▶ _Given information_
____________

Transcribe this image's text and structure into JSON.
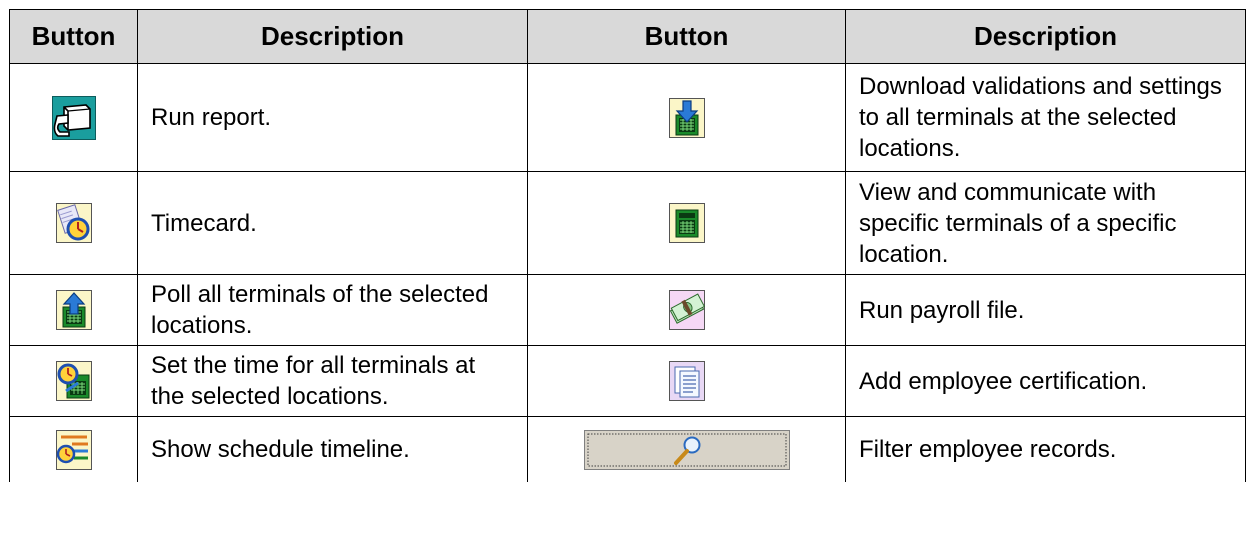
{
  "table": {
    "headers": [
      "Button",
      "Description",
      "Button",
      "Description"
    ],
    "rows": [
      {
        "left": {
          "icon": "printer-report-icon",
          "description": "Run report."
        },
        "right": {
          "icon": "download-terminal-icon",
          "description": "Download validations and settings to all terminals at the selected locations."
        }
      },
      {
        "left": {
          "icon": "timecard-clock-icon",
          "description": "Timecard."
        },
        "right": {
          "icon": "terminal-calculator-icon",
          "description": "View and communicate with specific terminals of a specific location."
        }
      },
      {
        "left": {
          "icon": "poll-upload-terminal-icon",
          "description": "Poll all terminals of the selected locations."
        },
        "right": {
          "icon": "payroll-money-icon",
          "description": "Run payroll file."
        }
      },
      {
        "left": {
          "icon": "set-time-clock-terminal-icon",
          "description": "Set the time for all terminals at the selected locations."
        },
        "right": {
          "icon": "certification-document-icon",
          "description": "Add employee certification."
        }
      },
      {
        "left": {
          "icon": "schedule-timeline-icon",
          "description": "Show schedule timeline."
        },
        "right": {
          "icon": "magnifier-filter-icon",
          "description": "Filter employee records."
        }
      }
    ]
  },
  "colors": {
    "header_bg": "#d9d9d9",
    "icon_teal": "#1a9e9e",
    "icon_cream": "#fbf6c8",
    "icon_green": "#1a8a2a",
    "icon_blue": "#2a7ad6",
    "filter_button_bg": "#d8d3c8"
  }
}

____________

▶ _Job_
Each line holding the word "certification" counts once; report the total and nothing else.

▶ _Output of the exercise_
2